## What is asked:
1. Transcribe word for word the part of the Pt-CeO2 catalyst passage starting at "An impregnation method" and ending at "a vacuum atmosphere.".
2. Pick up the Pt-CeO2 catalyst passage after its final sentence and keep writing it.

## Text:
=====

An impregnation method was used to synthesize a 10% Pt-CeO2 nanorod using a standard chemical reduction procedure. 100 mg CeO2 nanorod was dissolved into 24 mL ethylene/glycol mixture, followed by the addition of 11.5 mg H2PtCl6.6H2O precursor (0.01931 M) under the magnetic stirring for 30 minutes. Then, the above mixture solution was adjusted to pH 8 by adding 0.1 M KOH with constant stirring for another 30 minutes. The above solution was poured into a 50 mL three-necked flask, and the temperature was maintained at 110 °C for 6 h using an oil bath with magnetic stirring. The final product was centrifuged numerous times to remove inorganic impurities and dried in a vacuum atmosphere.

2.4 Physical and electrochemical measurements

The crystalline structure of 10% Pt-CeO2 and Pt/C was investigated using X-ray diffraction (XRD, Bruker D8 Advance, Germany) with Cu Kα radiation, and the surface electron structure of the catalyst was examined by X-ray Photoelectron Spectroscopy (XPS- Escalab 250Xi, Thermo fisher, Japan). The catalyst morphology was investigated employing a field emission scanning electron microscope (SEM, SU8220, Hitachi, Japan) and a high-resolution transmission electron microscope (HRTEM, Talos F200S, FEI, USA). The Raman spectra were carried out utilizing a 532 nm laser on a Senterra-Bruker Raman spectrometer, and pore volume and specific surface area were estimated with the Brunauer-Emmett-Teller (BET) technique (ASAP-2460, Micrometrics, USA).

=====

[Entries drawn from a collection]
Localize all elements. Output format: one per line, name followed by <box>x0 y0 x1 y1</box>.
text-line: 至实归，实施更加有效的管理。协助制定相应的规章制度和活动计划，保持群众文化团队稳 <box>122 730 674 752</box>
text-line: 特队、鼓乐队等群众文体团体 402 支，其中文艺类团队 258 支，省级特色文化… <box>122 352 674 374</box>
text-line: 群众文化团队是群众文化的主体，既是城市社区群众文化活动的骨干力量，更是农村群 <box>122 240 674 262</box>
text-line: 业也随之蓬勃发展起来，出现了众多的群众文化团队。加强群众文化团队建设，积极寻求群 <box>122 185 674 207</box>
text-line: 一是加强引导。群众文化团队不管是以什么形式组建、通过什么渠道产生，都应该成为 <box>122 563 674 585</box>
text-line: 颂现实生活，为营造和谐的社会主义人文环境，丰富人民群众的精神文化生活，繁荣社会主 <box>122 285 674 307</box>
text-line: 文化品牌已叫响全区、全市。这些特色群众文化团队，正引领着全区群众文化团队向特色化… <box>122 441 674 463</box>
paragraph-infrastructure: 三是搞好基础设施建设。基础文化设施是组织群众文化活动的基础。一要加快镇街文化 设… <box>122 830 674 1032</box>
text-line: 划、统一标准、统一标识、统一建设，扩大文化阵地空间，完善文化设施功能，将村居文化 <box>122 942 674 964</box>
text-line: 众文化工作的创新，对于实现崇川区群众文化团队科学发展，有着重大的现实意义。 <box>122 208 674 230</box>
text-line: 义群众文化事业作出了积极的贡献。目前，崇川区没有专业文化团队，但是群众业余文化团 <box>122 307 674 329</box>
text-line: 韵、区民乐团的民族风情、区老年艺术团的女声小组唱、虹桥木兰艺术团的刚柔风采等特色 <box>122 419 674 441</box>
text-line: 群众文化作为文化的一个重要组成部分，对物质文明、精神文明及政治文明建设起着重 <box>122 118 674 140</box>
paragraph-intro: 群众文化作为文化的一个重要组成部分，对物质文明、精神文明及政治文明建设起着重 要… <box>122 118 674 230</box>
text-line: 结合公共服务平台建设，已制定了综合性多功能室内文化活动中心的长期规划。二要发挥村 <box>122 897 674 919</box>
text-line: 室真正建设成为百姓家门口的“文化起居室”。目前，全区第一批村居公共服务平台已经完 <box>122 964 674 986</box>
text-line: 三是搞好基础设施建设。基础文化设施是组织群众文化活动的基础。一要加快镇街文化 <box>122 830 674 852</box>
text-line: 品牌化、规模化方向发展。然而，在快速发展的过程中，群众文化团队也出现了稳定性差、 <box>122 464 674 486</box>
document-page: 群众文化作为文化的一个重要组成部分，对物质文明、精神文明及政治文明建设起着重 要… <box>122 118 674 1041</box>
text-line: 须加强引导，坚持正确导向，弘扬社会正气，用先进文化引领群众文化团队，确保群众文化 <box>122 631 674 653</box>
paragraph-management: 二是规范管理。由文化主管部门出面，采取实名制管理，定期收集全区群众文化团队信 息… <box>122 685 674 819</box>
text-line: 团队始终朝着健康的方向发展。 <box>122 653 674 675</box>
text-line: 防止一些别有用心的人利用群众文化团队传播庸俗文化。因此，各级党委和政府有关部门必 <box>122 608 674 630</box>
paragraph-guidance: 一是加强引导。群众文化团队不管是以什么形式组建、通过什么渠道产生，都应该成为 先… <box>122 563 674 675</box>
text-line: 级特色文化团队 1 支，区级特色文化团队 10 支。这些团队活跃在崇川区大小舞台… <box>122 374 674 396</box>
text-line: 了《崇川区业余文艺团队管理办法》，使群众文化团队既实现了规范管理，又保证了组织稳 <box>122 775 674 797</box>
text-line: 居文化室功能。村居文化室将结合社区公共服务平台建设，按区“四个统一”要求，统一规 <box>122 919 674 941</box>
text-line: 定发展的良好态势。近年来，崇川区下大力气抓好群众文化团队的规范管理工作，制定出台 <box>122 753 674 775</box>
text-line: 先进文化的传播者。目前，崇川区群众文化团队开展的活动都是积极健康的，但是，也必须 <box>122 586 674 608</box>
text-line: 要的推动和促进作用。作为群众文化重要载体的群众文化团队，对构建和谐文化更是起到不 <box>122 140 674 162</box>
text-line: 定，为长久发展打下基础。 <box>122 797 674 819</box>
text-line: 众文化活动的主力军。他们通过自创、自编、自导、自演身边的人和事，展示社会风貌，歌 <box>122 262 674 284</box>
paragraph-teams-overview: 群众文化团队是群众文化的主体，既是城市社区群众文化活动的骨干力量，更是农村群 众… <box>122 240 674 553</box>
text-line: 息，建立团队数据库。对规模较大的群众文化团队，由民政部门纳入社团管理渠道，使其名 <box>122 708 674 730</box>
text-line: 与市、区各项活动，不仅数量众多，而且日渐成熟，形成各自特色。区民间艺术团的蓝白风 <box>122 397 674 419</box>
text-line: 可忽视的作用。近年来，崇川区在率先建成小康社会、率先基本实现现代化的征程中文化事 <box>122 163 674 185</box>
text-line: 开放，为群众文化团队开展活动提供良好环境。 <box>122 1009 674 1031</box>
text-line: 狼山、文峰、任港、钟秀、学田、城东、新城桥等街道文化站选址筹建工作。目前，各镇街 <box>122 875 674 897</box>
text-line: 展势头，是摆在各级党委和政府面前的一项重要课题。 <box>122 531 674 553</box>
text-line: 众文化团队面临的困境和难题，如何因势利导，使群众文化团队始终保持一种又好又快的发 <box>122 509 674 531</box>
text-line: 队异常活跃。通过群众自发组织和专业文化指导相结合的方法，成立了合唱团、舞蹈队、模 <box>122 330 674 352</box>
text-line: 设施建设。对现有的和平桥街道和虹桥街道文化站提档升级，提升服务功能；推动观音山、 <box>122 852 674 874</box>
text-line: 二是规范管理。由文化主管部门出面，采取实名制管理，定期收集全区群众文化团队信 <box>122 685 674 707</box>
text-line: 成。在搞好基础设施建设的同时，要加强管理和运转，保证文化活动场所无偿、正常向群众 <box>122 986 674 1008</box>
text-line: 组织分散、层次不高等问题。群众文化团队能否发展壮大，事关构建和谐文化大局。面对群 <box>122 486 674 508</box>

=====

## Results:
1.
An impregnation method was used to synthesize a 10% Pt-CeO2 nanorod using a standard chemical reduction procedure. 100 mg CeO2 nanorod was dissolved into 24 mL ethylene/glycol mixture, followed by the addition of 11.5 mg H2PtCl6.6H2O precursor (0.01931 M) under the magnetic stirring for 30 minutes. Then, the above mixture solution was adjusted to pH 8 by adding 0.1 M KOH with constant stirring for another 30 minutes. The above solution was poured into a 50 mL three-necked flask, and the temperature was maintained at 110 °C for 6 h using an oil bath with magnetic stirring. The final product was centrifuged numerous times to remove inorganic impurities and dried in a vacuum atmosphere.

2.
All electrochemical measurements were conducted in a three-electrode cell linked by an electrochemical workstation (CHI 760E, ChenHua Instrument, China), in which an Ag/AgCl (saturated KCl) and platinum wire served as the reference and counter electrodes, and a glassy carbon rotating disc electrode (GC-RDE) was performed as the working electrode, respectively. All the potentials were measured using a reversible hydrogen electrode (RHE) scale. Before drop casting the active material on the working electrode, the GC electrode was polished with paste and rinsed with ultra-pure water. Then, 10 μL of catalyst ink was coated on the electrode (10.12 μgPt cm−2), which was prepared by ultrasonicating 5 mg of catalyst mixture (2.5 mL of ethanol and 20 μL of 5% Nafion) for 30 minutes. The cyclic voltammogram (CV) tests were performed in an N2 purged aqueous solutions of 1 M KOH + 1 M CH3OH and 0.5 M H2SO4 + 0.5 M CH3OH at a scan rate of 50 mV s−1 for MOR measurements. The stability of the catalyst was studied utilizing an accelerated durability test (ADT) that involved continuous cycling between 0.55 V and 0.95 V vs. RHE in N2-purged mixed solution of 1 M KOH + 1 M CH3OH and 0.5 M H2SO4 + 0.5 M CH3OH at 50 mV s−1 for 5000 cycles. The chronoamperometry (CA) curves were recorded at 0.85 V under similar conditions.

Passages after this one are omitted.